* **Exercise inputs**
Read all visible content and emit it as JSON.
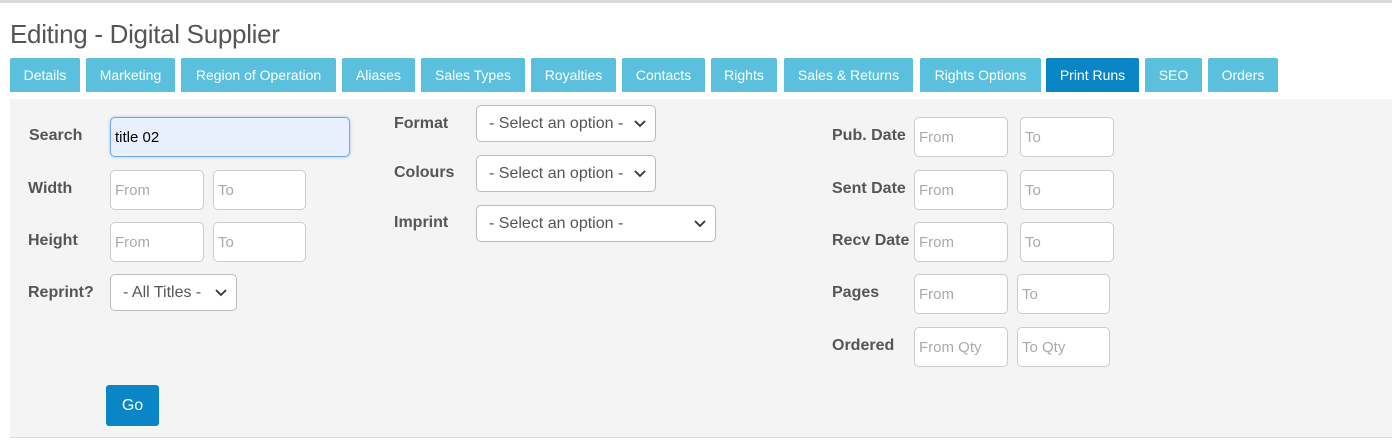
{
  "page_title": "Editing - Digital Supplier",
  "tabs": [
    {
      "label": "Details"
    },
    {
      "label": "Marketing"
    },
    {
      "label": "Region of Operation"
    },
    {
      "label": "Aliases"
    },
    {
      "label": "Sales Types"
    },
    {
      "label": "Royalties"
    },
    {
      "label": "Contacts"
    },
    {
      "label": "Rights"
    },
    {
      "label": "Sales & Returns"
    },
    {
      "label": "Rights Options"
    },
    {
      "label": "Print Runs",
      "active": true
    },
    {
      "label": "SEO"
    },
    {
      "label": "Orders"
    }
  ],
  "filters": {
    "search": {
      "label": "Search",
      "value": "title 02"
    },
    "width": {
      "label": "Width",
      "from_placeholder": "From",
      "to_placeholder": "To"
    },
    "height": {
      "label": "Height",
      "from_placeholder": "From",
      "to_placeholder": "To"
    },
    "reprint": {
      "label": "Reprint?",
      "selected": "- All Titles -"
    },
    "format": {
      "label": "Format",
      "selected": "- Select an option -"
    },
    "colours": {
      "label": "Colours",
      "selected": "- Select an option -"
    },
    "imprint": {
      "label": "Imprint",
      "selected": "- Select an option -"
    },
    "pub_date": {
      "label": "Pub. Date",
      "from_placeholder": "From",
      "to_placeholder": "To"
    },
    "sent_date": {
      "label": "Sent Date",
      "from_placeholder": "From",
      "to_placeholder": "To"
    },
    "recv_date": {
      "label": "Recv Date",
      "from_placeholder": "From",
      "to_placeholder": "To"
    },
    "pages": {
      "label": "Pages",
      "from_placeholder": "From",
      "to_placeholder": "To"
    },
    "ordered": {
      "label": "Ordered",
      "from_placeholder": "From Qty",
      "to_placeholder": "To Qty"
    }
  },
  "go_label": "Go",
  "colors": {
    "tab": "#5bc0de",
    "tab_active": "#0a86c7",
    "button": "#0a86c7"
  }
}
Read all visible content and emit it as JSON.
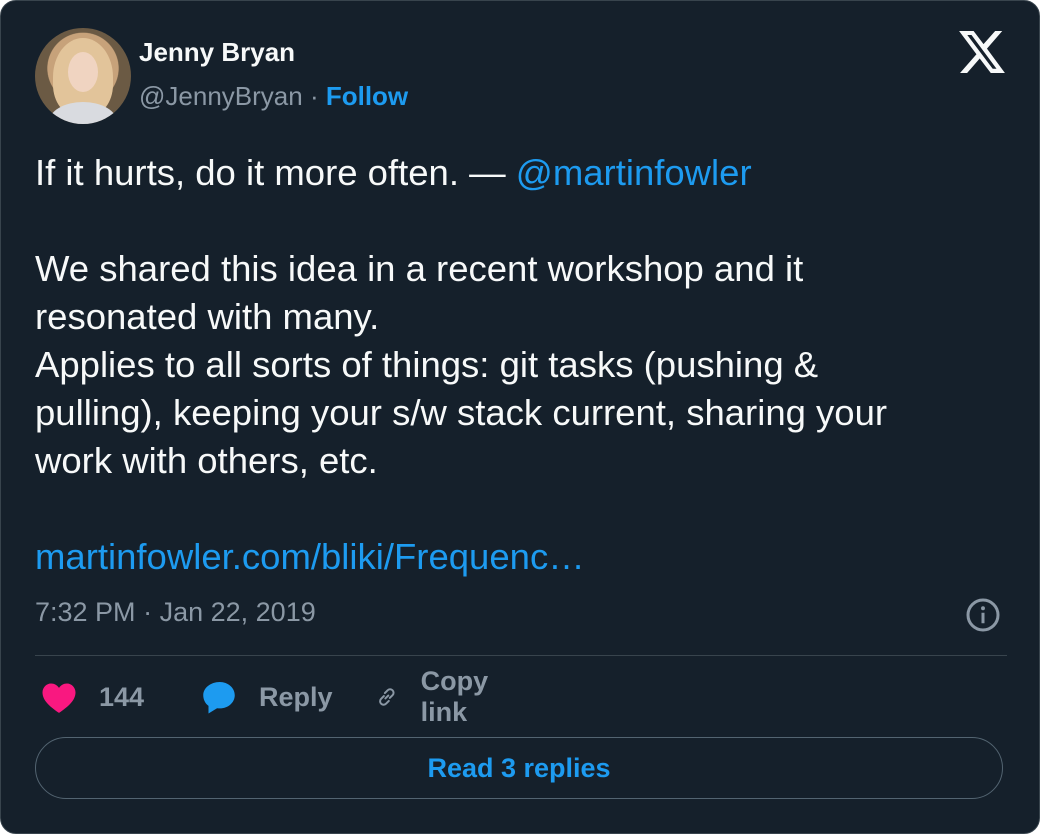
{
  "author": {
    "name": "Jenny Bryan",
    "handle": "@JennyBryan",
    "separator": "·",
    "follow_label": "Follow"
  },
  "tweet": {
    "line1_text": "If it hurts, do it more often. — ",
    "line1_mention": "@martinfowler",
    "line2": "We shared this idea in a recent workshop and it",
    "line3": "resonated with many.",
    "line4": "Applies to all sorts of things: git tasks (pushing &",
    "line5": "pulling), keeping your s/w stack current, sharing your",
    "line6": "work with others, etc.",
    "link": "martinfowler.com/bliki/Frequenc…"
  },
  "meta": {
    "time": "7:32 PM",
    "separator": "·",
    "date": "Jan 22, 2019"
  },
  "actions": {
    "like_count": "144",
    "reply_label": "Reply",
    "copy_label": "Copy link"
  },
  "read_replies_label": "Read 3 replies",
  "icons": {
    "logo": "x-logo-icon",
    "info": "info-icon",
    "like": "heart-icon",
    "reply": "speech-bubble-icon",
    "copy": "link-icon"
  },
  "colors": {
    "background": "#15202b",
    "accent": "#1d9bf0",
    "like": "#f91880",
    "muted": "#8b98a5",
    "text": "#f7f9f9"
  }
}
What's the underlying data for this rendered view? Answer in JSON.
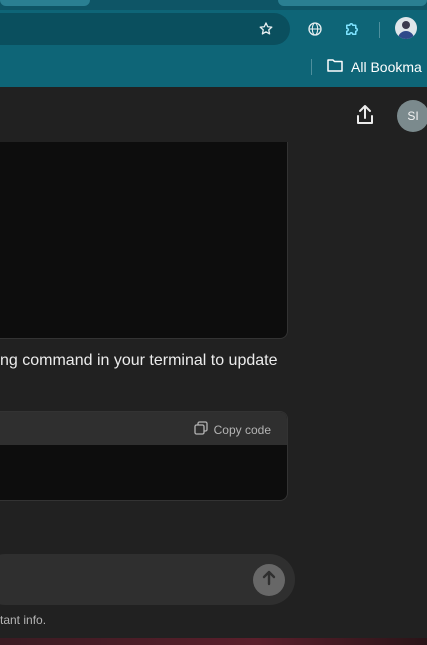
{
  "browser": {
    "icons": {
      "bookmark_star": "star-icon",
      "site_settings": "globe-icon",
      "extensions": "puzzle-icon",
      "profile": "avatar"
    },
    "bookmarks_bar": {
      "folder_label": "All Bookma"
    }
  },
  "chat": {
    "user_initials": "SI",
    "message_fragment": "ng command in your terminal to update",
    "code_block": {
      "copy_label": "Copy code"
    },
    "composer": {
      "send_icon": "arrow-up-icon"
    },
    "disclaimer": "tant info."
  },
  "colors": {
    "chrome_teal": "#0e6577",
    "page_bg": "#212121",
    "code_bg": "#0d0d0d",
    "composer_bg": "#2f2f2f"
  }
}
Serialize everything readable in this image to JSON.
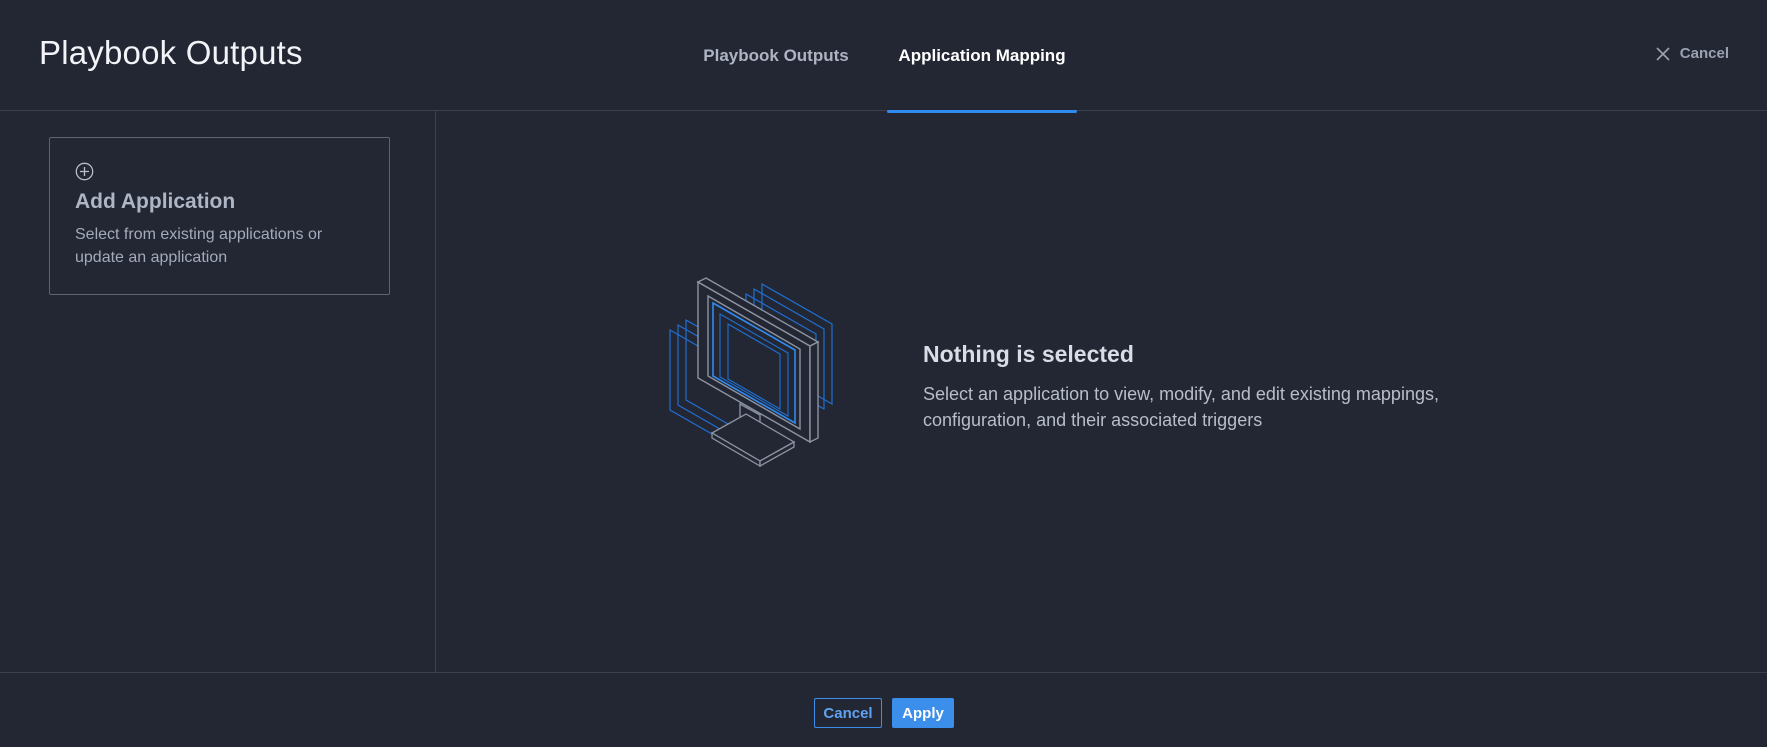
{
  "header": {
    "title": "Playbook Outputs",
    "tabs": [
      {
        "label": "Playbook Outputs",
        "active": false
      },
      {
        "label": "Application Mapping",
        "active": true
      }
    ],
    "cancel_label": "Cancel",
    "cancel_icon": "close-icon"
  },
  "sidebar": {
    "add_card": {
      "icon": "plus-circle-icon",
      "title": "Add Application",
      "description": "Select from existing applications or update an application"
    }
  },
  "main": {
    "illustration": "monitor-illustration",
    "empty_title": "Nothing is selected",
    "empty_description": "Select an application to view, modify, and edit existing mappings, configuration, and their associated triggers"
  },
  "footer": {
    "cancel_label": "Cancel",
    "apply_label": "Apply"
  },
  "colors": {
    "background": "#232733",
    "accent": "#2f8bf0",
    "divider": "#3a4050"
  }
}
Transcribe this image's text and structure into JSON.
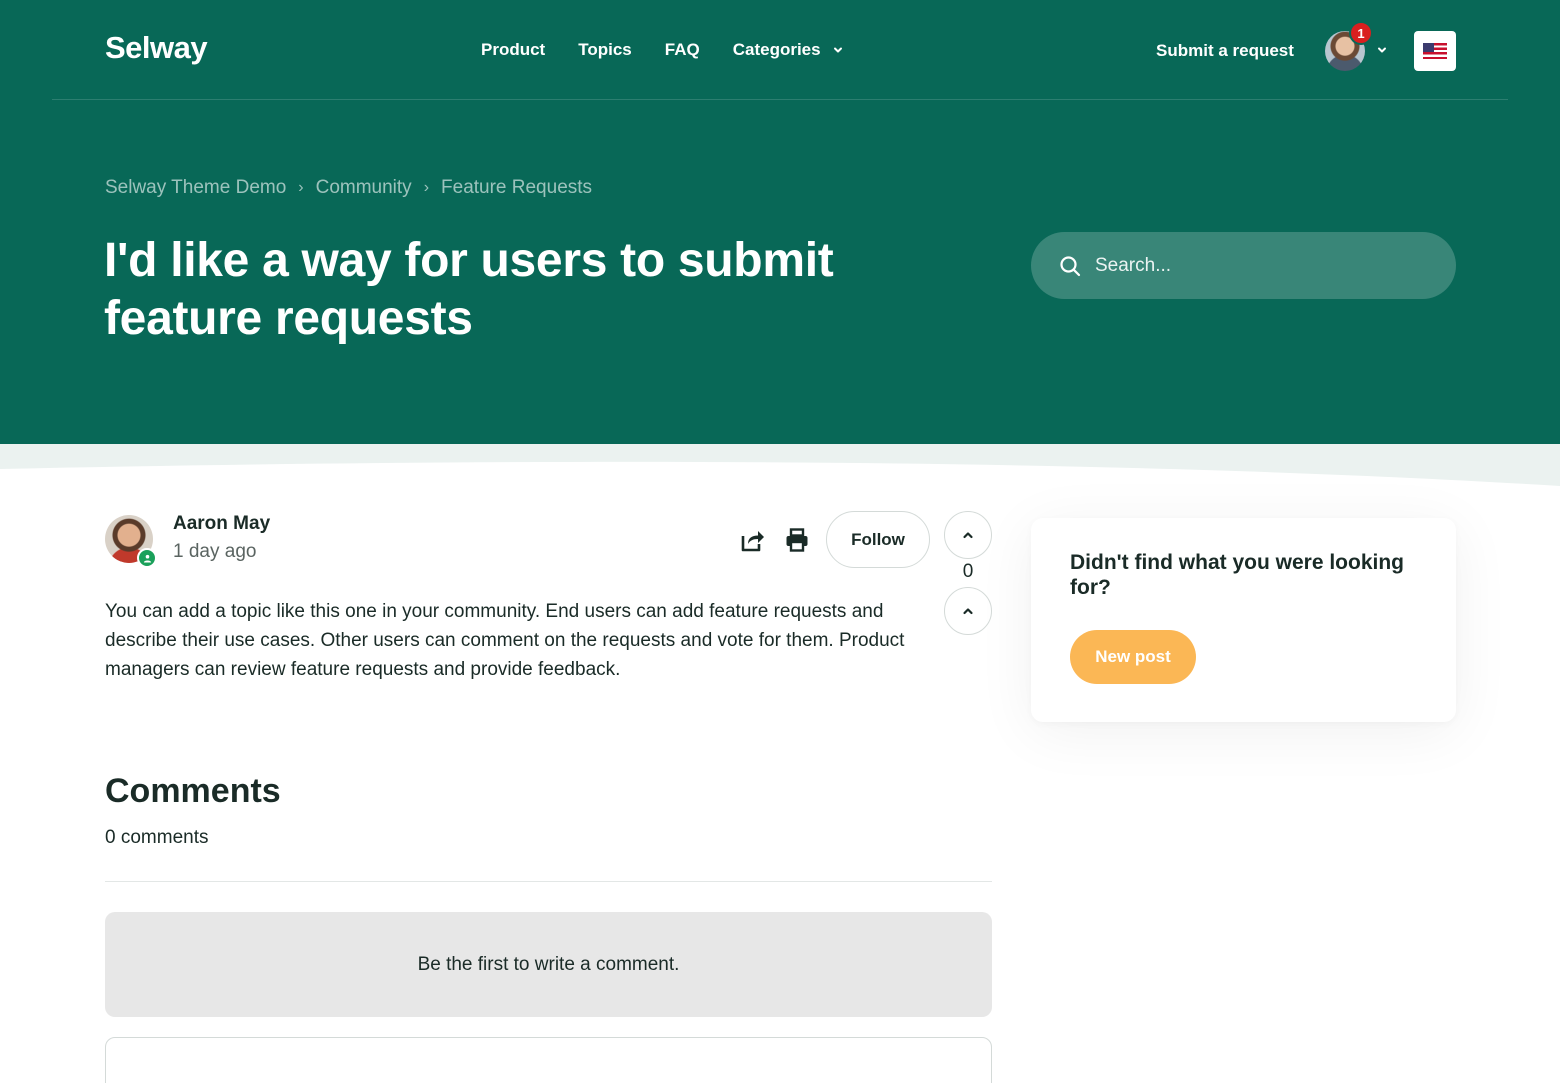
{
  "header": {
    "logo": "Selway",
    "nav": [
      {
        "label": "Product"
      },
      {
        "label": "Topics"
      },
      {
        "label": "FAQ"
      },
      {
        "label": "Categories",
        "has_dropdown": true
      }
    ],
    "submit_request": "Submit a request",
    "notification_count": "1",
    "language_icon": "us-flag-icon"
  },
  "breadcrumb": [
    "Selway Theme Demo",
    "Community",
    "Feature Requests"
  ],
  "post": {
    "title": "I'd like a way for users to submit feature requests",
    "author": "Aaron May",
    "time_ago": "1 day ago",
    "follow_label": "Follow",
    "vote_count": "0",
    "body": "You can add a topic like this one in your community. End users can add feature requests and describe their use cases. Other users can comment on the requests and vote for them. Product managers can review feature requests and provide feedback."
  },
  "search": {
    "placeholder": "Search..."
  },
  "comments": {
    "title": "Comments",
    "count_label": "0 comments",
    "empty_message": "Be the first to write a comment."
  },
  "sidebar": {
    "title": "Didn't find what you were looking for?",
    "button_label": "New post"
  },
  "colors": {
    "brand": "#086857",
    "accent": "#fbb755",
    "badge": "#d91f1f",
    "status": "#1aa05a"
  }
}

* **Exercise objective**
Transcribe the records above exactly as they appear, leaving out any pictures.

* **Output for this task**
Read all visible content and emit it as JSON.
{
  "page_title": "Editing - Digital Supplier",
  "tabs": [
    {
      "label": "Details"
    },
    {
      "label": "Marketing"
    },
    {
      "label": "Region of Operation"
    },
    {
      "label": "Aliases"
    },
    {
      "label": "Sales Types"
    },
    {
      "label": "Royalties"
    },
    {
      "label": "Contacts"
    },
    {
      "label": "Rights"
    },
    {
      "label": "Sales & Returns"
    },
    {
      "label": "Rights Options"
    },
    {
      "label": "Print Runs",
      "active": true
    },
    {
      "label": "SEO"
    },
    {
      "label": "Orders"
    }
  ],
  "filters": {
    "search": {
      "label": "Search",
      "value": "title 02"
    },
    "width": {
      "label": "Width",
      "from_placeholder": "From",
      "to_placeholder": "To"
    },
    "height": {
      "label": "Height",
      "from_placeholder": "From",
      "to_placeholder": "To"
    },
    "reprint": {
      "label": "Reprint?",
      "selected": "- All Titles -"
    },
    "format": {
      "label": "Format",
      "selected": "- Select an option -"
    },
    "colours": {
      "label": "Colours",
      "selected": "- Select an option -"
    },
    "imprint": {
      "label": "Imprint",
      "selected": "- Select an option -"
    },
    "pub_date": {
      "label": "Pub. Date",
      "from_placeholder": "From",
      "to_placeholder": "To"
    },
    "sent_date": {
      "label": "Sent Date",
      "from_placeholder": "From",
      "to_placeholder": "To"
    },
    "recv_date": {
      "label": "Recv Date",
      "from_placeholder": "From",
      "to_placeholder": "To"
    },
    "pages": {
      "label": "Pages",
      "from_placeholder": "From",
      "to_placeholder": "To"
    },
    "ordered": {
      "label": "Ordered",
      "from_placeholder": "From Qty",
      "to_placeholder": "To Qty"
    }
  },
  "go_label": "Go",
  "colors": {
    "tab": "#5bc0de",
    "tab_active": "#0a86c7",
    "button": "#0a86c7"
  }
}
Read all visible content and emit it as JSON.
{
  "author": {
    "name": "Jenny Bryan",
    "handle": "@JennyBryan",
    "separator": "·",
    "follow_label": "Follow"
  },
  "tweet": {
    "line1_text": "If it hurts, do it more often. — ",
    "line1_mention": "@martinfowler",
    "line2": "We shared this idea in a recent workshop and it",
    "line3": "resonated with many.",
    "line4": "Applies to all sorts of things: git tasks (pushing &",
    "line5": "pulling), keeping your s/w stack current, sharing your",
    "line6": "work with others, etc.",
    "link": "martinfowler.com/bliki/Frequenc…"
  },
  "meta": {
    "time": "7:32 PM",
    "separator": "·",
    "date": "Jan 22, 2019"
  },
  "actions": {
    "like_count": "144",
    "reply_label": "Reply",
    "copy_label": "Copy link"
  },
  "read_replies_label": "Read 3 replies",
  "icons": {
    "logo": "x-logo-icon",
    "info": "info-icon",
    "like": "heart-icon",
    "reply": "speech-bubble-icon",
    "copy": "link-icon"
  },
  "colors": {
    "background": "#15202b",
    "accent": "#1d9bf0",
    "like": "#f91880",
    "muted": "#8b98a5",
    "text": "#f7f9f9"
  }
}
What's the underlying data for this rendered view? Answer in JSON.
{
  "browser": {
    "icons": {
      "bookmark_star": "star-icon",
      "site_settings": "globe-icon",
      "extensions": "puzzle-icon",
      "profile": "avatar"
    },
    "bookmarks_bar": {
      "folder_label": "All Bookma"
    }
  },
  "chat": {
    "user_initials": "SI",
    "message_fragment": "ng command in your terminal to update",
    "code_block": {
      "copy_label": "Copy code"
    },
    "composer": {
      "send_icon": "arrow-up-icon"
    },
    "disclaimer": "tant info."
  },
  "colors": {
    "chrome_teal": "#0e6577",
    "page_bg": "#212121",
    "code_bg": "#0d0d0d",
    "composer_bg": "#2f2f2f"
  }
}
Serialize everything readable in this image to JSON.
{
  "header": {
    "title": "Playbook Outputs",
    "tabs": [
      {
        "label": "Playbook Outputs",
        "active": false
      },
      {
        "label": "Application Mapping",
        "active": true
      }
    ],
    "cancel_label": "Cancel",
    "cancel_icon": "close-icon"
  },
  "sidebar": {
    "add_card": {
      "icon": "plus-circle-icon",
      "title": "Add Application",
      "description": "Select from existing applications or update an application"
    }
  },
  "main": {
    "illustration": "monitor-illustration",
    "empty_title": "Nothing is selected",
    "empty_description": "Select an application to view, modify, and edit existing mappings, configuration, and their associated triggers"
  },
  "footer": {
    "cancel_label": "Cancel",
    "apply_label": "Apply"
  },
  "colors": {
    "background": "#232733",
    "accent": "#2f8bf0",
    "divider": "#3a4050"
  }
}
Transcribe this image's text and structure into JSON.
{
  "header": {
    "logo": "Selway",
    "nav": [
      {
        "label": "Product"
      },
      {
        "label": "Topics"
      },
      {
        "label": "FAQ"
      },
      {
        "label": "Categories",
        "has_dropdown": true
      }
    ],
    "submit_request": "Submit a request",
    "notification_count": "1",
    "language_icon": "us-flag-icon"
  },
  "breadcrumb": [
    "Selway Theme Demo",
    "Community",
    "Feature Requests"
  ],
  "post": {
    "title": "I'd like a way for users to submit feature requests",
    "author": "Aaron May",
    "time_ago": "1 day ago",
    "follow_label": "Follow",
    "vote_count": "0",
    "body": "You can add a topic like this one in your community. End users can add feature requests and describe their use cases. Other users can comment on the requests and vote for them. Product managers can review feature requests and provide feedback."
  },
  "search": {
    "placeholder": "Search..."
  },
  "comments": {
    "title": "Comments",
    "count_label": "0 comments",
    "empty_message": "Be the first to write a comment."
  },
  "sidebar": {
    "title": "Didn't find what you were looking for?",
    "button_label": "New post"
  },
  "colors": {
    "brand": "#086857",
    "accent": "#fbb755",
    "badge": "#d91f1f",
    "status": "#1aa05a"
  }
}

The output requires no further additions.